- Dataset records -
— begin —

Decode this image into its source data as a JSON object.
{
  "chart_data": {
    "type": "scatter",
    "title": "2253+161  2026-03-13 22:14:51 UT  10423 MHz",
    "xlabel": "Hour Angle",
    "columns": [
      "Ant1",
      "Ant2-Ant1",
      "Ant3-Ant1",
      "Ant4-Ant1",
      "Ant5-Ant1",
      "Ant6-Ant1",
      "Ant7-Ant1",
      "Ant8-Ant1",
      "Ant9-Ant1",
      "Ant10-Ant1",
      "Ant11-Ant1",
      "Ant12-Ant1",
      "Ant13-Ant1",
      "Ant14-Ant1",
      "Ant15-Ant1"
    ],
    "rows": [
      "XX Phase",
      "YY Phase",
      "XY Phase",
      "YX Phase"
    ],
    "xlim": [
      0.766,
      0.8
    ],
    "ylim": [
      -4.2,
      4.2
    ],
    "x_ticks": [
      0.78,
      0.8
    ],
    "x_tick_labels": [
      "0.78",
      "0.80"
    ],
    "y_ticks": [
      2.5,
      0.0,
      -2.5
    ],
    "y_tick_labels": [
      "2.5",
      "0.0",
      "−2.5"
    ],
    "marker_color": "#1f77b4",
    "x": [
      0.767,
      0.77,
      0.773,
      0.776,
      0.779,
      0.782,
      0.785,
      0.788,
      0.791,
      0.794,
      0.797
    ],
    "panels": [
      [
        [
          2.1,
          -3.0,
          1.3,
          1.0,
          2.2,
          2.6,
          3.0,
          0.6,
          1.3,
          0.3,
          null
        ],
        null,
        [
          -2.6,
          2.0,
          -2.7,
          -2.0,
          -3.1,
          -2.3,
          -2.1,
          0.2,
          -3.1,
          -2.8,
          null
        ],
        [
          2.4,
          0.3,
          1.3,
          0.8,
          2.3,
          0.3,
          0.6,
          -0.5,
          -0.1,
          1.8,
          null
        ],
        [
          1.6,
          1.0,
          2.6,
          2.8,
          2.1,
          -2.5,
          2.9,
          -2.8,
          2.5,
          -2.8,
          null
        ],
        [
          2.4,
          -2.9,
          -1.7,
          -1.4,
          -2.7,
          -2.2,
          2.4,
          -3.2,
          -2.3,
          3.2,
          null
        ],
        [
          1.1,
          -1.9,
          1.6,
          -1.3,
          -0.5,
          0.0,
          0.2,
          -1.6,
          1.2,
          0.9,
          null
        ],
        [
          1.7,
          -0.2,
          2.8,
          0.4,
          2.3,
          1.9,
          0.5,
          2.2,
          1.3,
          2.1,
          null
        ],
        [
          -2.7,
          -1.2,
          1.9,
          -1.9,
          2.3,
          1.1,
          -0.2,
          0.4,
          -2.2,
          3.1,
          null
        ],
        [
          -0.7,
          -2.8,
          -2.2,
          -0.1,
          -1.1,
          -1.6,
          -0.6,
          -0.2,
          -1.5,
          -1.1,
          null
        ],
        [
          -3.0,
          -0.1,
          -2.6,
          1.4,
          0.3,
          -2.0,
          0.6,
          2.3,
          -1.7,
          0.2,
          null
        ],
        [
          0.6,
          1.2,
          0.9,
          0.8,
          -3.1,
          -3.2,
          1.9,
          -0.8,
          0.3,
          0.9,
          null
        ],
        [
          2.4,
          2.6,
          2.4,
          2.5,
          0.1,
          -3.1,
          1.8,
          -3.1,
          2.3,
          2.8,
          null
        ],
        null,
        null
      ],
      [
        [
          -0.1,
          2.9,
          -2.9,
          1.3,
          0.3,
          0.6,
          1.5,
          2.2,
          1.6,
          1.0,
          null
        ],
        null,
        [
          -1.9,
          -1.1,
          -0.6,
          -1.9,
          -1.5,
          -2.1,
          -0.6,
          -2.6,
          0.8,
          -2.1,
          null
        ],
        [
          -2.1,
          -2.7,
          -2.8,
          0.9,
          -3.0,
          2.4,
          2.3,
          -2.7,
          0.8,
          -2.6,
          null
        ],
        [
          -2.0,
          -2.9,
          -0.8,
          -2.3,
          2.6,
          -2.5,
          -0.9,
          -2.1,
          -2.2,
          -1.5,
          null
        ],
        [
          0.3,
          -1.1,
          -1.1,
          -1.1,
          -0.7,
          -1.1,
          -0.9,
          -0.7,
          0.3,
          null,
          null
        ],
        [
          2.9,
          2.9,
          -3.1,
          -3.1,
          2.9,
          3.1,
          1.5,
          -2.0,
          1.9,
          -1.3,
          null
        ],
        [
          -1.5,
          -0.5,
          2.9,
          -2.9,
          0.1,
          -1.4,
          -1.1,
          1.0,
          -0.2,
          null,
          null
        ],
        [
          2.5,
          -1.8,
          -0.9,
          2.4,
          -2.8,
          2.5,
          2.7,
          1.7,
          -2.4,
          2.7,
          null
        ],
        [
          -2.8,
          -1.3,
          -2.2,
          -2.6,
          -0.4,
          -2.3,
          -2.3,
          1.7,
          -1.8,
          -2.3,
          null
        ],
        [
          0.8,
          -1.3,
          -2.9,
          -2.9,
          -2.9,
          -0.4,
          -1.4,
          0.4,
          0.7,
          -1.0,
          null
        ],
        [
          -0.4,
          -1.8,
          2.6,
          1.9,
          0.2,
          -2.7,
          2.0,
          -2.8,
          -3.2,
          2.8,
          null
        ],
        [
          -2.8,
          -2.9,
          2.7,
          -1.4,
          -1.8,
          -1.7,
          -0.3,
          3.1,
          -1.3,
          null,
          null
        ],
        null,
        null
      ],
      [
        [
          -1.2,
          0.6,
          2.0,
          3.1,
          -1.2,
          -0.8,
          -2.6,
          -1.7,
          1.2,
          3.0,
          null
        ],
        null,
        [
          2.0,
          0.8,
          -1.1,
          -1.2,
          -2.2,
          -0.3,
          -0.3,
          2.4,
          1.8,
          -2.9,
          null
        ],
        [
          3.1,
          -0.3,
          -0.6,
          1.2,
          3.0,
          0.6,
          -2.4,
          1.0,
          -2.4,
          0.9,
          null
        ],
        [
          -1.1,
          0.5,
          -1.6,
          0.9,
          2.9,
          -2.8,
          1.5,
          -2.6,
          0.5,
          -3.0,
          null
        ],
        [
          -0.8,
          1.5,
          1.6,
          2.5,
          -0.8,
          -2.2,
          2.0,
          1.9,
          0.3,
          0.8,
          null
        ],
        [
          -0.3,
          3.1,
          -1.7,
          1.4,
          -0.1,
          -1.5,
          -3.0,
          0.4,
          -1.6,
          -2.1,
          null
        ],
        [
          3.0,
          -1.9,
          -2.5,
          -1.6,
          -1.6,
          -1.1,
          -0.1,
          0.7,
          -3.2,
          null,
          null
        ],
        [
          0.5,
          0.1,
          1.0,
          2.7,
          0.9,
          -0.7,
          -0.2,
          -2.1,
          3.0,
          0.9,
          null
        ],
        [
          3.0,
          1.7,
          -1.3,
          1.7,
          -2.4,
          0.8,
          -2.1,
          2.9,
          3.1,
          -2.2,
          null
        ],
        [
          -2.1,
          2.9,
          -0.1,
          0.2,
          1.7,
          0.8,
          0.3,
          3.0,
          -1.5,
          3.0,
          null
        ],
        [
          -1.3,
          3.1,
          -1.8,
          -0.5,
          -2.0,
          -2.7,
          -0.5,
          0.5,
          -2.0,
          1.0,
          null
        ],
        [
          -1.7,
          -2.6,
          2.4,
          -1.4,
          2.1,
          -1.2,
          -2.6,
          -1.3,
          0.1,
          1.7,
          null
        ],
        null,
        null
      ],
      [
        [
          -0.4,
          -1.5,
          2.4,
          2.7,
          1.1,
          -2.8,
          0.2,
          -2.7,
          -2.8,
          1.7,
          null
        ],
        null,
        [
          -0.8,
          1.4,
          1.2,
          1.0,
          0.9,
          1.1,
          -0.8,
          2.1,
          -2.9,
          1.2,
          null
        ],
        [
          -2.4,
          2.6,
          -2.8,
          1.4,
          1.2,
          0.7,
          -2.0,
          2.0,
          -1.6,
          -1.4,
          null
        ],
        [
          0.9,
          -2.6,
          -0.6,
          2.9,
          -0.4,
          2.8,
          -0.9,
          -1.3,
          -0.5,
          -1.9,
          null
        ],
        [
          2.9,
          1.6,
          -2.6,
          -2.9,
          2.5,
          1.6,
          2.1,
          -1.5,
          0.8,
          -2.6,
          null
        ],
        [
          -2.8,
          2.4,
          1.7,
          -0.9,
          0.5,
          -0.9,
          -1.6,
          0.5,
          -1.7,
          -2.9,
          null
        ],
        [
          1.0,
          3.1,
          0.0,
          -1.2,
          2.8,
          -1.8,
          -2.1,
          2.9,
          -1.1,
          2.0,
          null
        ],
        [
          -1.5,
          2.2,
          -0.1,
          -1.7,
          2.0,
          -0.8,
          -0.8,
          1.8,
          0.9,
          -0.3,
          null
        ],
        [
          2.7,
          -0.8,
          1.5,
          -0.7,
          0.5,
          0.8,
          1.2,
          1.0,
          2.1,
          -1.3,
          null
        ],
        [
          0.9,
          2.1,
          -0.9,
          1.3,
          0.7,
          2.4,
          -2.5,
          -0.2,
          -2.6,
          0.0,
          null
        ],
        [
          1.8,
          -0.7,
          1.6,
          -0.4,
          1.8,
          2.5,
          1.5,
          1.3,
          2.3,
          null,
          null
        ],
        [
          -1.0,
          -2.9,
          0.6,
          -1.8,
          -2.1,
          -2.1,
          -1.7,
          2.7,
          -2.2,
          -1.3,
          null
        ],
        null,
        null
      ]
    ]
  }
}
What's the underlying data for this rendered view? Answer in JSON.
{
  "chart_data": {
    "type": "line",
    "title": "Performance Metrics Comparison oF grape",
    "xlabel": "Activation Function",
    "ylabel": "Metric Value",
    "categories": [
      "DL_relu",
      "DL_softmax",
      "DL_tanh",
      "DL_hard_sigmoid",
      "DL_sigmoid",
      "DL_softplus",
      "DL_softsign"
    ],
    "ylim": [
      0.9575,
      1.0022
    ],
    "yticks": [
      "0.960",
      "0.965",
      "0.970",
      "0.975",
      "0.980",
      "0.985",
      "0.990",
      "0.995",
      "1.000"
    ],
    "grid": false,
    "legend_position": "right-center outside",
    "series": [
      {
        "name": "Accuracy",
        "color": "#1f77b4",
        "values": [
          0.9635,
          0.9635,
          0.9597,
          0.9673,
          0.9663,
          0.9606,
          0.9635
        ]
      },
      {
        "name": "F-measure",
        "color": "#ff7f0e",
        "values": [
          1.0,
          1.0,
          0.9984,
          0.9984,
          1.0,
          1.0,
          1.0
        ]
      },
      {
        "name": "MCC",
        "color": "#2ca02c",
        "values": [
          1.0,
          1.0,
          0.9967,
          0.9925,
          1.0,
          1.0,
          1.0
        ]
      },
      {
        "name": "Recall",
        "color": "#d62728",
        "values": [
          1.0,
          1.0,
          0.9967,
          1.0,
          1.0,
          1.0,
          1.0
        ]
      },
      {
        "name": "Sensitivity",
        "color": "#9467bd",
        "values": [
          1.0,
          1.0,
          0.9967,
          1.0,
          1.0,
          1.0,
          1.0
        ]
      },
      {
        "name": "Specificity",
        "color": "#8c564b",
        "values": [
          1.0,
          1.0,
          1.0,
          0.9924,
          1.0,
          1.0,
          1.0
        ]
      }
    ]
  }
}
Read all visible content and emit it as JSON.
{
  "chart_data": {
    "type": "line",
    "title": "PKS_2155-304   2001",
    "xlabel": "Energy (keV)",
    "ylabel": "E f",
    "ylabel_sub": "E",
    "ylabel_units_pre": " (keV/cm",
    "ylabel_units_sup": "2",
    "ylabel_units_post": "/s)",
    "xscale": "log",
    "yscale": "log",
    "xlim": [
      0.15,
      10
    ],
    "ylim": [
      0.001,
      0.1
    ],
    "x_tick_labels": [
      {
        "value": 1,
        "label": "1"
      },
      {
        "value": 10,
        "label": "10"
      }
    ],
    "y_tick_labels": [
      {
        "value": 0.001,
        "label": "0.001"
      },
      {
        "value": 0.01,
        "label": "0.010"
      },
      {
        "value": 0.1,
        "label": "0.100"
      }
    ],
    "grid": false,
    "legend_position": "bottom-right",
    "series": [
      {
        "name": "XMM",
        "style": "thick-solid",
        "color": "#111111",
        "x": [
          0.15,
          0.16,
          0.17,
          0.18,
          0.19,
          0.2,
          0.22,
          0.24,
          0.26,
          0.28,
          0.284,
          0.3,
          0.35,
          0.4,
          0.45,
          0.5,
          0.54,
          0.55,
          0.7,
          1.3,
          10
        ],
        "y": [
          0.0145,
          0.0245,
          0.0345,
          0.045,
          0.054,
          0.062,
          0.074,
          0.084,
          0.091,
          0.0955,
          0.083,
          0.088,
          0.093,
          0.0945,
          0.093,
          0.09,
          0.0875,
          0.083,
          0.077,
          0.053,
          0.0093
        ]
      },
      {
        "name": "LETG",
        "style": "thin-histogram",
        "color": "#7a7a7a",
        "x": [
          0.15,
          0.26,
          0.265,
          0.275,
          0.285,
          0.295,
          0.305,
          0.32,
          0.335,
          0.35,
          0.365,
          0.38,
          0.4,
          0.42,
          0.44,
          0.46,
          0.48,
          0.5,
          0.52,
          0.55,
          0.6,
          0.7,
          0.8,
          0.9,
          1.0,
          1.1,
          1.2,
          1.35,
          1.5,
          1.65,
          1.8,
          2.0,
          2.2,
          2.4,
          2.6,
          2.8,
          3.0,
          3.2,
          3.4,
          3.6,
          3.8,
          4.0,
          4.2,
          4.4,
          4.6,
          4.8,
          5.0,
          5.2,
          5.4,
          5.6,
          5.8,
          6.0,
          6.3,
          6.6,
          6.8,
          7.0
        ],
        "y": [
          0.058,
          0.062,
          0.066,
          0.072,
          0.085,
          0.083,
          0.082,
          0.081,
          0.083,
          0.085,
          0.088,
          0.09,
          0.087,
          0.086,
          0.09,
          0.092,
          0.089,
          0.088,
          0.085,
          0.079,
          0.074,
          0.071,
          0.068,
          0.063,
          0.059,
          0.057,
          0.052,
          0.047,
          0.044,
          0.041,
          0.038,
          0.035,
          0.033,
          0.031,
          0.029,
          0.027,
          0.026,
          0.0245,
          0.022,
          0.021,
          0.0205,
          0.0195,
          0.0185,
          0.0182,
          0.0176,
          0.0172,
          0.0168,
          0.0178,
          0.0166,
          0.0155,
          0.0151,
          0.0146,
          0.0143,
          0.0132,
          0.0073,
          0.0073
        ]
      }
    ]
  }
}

— end —

Copy each line of the records containing the string "xlabel".

    "xlabel": "Hour Angle",
    "xlabel": "Activation Function",
    "xlabel": "Energy (keV)",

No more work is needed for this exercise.